Stored items from a collection
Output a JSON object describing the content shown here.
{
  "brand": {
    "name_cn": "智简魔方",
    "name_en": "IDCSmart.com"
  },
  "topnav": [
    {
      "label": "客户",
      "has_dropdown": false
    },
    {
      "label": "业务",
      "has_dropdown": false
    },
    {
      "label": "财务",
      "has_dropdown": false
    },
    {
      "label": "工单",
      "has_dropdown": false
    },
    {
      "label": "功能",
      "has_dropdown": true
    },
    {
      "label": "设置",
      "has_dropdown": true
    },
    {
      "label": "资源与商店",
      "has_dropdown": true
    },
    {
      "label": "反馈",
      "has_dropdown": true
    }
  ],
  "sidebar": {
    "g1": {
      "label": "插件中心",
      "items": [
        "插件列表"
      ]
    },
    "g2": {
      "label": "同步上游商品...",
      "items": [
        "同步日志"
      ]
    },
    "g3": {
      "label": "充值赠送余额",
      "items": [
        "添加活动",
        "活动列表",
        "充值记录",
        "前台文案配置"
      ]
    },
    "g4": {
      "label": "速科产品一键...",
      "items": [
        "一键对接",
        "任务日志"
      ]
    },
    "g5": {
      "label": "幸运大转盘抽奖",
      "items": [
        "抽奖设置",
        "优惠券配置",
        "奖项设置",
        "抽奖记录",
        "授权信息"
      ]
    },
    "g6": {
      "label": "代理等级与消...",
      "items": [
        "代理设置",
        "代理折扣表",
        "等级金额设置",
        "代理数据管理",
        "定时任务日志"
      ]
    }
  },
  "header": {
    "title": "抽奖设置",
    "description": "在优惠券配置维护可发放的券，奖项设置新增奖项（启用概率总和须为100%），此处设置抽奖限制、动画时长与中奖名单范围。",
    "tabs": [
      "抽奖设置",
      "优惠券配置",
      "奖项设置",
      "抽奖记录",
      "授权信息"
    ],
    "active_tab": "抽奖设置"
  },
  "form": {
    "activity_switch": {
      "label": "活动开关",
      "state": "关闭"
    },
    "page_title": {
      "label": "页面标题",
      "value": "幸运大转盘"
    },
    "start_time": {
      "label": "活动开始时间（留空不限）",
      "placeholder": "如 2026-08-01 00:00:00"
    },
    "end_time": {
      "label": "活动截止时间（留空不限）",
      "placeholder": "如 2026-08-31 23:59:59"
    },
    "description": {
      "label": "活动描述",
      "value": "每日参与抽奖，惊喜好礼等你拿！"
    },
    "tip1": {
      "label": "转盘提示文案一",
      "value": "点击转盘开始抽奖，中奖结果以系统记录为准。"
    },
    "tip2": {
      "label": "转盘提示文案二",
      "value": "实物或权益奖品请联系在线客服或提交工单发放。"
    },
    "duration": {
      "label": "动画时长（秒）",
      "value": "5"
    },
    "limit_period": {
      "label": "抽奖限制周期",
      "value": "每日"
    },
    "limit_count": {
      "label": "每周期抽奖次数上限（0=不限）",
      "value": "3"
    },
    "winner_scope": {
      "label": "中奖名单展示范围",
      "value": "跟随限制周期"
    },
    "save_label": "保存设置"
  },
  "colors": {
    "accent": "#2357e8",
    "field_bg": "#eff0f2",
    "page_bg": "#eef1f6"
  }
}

◆ Problem to work on
Restate the whole listing exactly.

◆ Final result
Output a JSON object describing the content shown here.
{
  "brand": {
    "name_cn": "智简魔方",
    "name_en": "IDCSmart.com"
  },
  "topnav": [
    {
      "label": "客户",
      "has_dropdown": false
    },
    {
      "label": "业务",
      "has_dropdown": false
    },
    {
      "label": "财务",
      "has_dropdown": false
    },
    {
      "label": "工单",
      "has_dropdown": false
    },
    {
      "label": "功能",
      "has_dropdown": true
    },
    {
      "label": "设置",
      "has_dropdown": true
    },
    {
      "label": "资源与商店",
      "has_dropdown": true
    },
    {
      "label": "反馈",
      "has_dropdown": true
    }
  ],
  "sidebar": {
    "g1": {
      "label": "插件中心",
      "items": [
        "插件列表"
      ]
    },
    "g2": {
      "label": "同步上游商品...",
      "items": [
        "同步日志"
      ]
    },
    "g3": {
      "label": "充值赠送余额",
      "items": [
        "添加活动",
        "活动列表",
        "充值记录",
        "前台文案配置"
      ]
    },
    "g4": {
      "label": "速科产品一键...",
      "items": [
        "一键对接",
        "任务日志"
      ]
    },
    "g5": {
      "label": "幸运大转盘抽奖",
      "items": [
        "抽奖设置",
        "优惠券配置",
        "奖项设置",
        "抽奖记录",
        "授权信息"
      ]
    },
    "g6": {
      "label": "代理等级与消...",
      "items": [
        "代理设置",
        "代理折扣表",
        "等级金额设置",
        "代理数据管理",
        "定时任务日志"
      ]
    }
  },
  "header": {
    "title": "抽奖设置",
    "description": "在优惠券配置维护可发放的券，奖项设置新增奖项（启用概率总和须为100%），此处设置抽奖限制、动画时长与中奖名单范围。",
    "tabs": [
      "抽奖设置",
      "优惠券配置",
      "奖项设置",
      "抽奖记录",
      "授权信息"
    ],
    "active_tab": "抽奖设置"
  },
  "form": {
    "activity_switch": {
      "label": "活动开关",
      "state": "关闭"
    },
    "page_title": {
      "label": "页面标题",
      "value": "幸运大转盘"
    },
    "start_time": {
      "label": "活动开始时间（留空不限）",
      "placeholder": "如 2026-08-01 00:00:00"
    },
    "end_time": {
      "label": "活动截止时间（留空不限）",
      "placeholder": "如 2026-08-31 23:59:59"
    },
    "description": {
      "label": "活动描述",
      "value": "每日参与抽奖，惊喜好礼等你拿！"
    },
    "tip1": {
      "label": "转盘提示文案一",
      "value": "点击转盘开始抽奖，中奖结果以系统记录为准。"
    },
    "tip2": {
      "label": "转盘提示文案二",
      "value": "实物或权益奖品请联系在线客服或提交工单发放。"
    },
    "duration": {
      "label": "动画时长（秒）",
      "value": "5"
    },
    "limit_period": {
      "label": "抽奖限制周期",
      "value": "每日"
    },
    "limit_count": {
      "label": "每周期抽奖次数上限（0=不限）",
      "value": "3"
    },
    "winner_scope": {
      "label": "中奖名单展示范围",
      "value": "跟随限制周期"
    },
    "save_label": "保存设置"
  },
  "colors": {
    "accent": "#2357e8",
    "field_bg": "#eff0f2",
    "page_bg": "#eef1f6"
  }
}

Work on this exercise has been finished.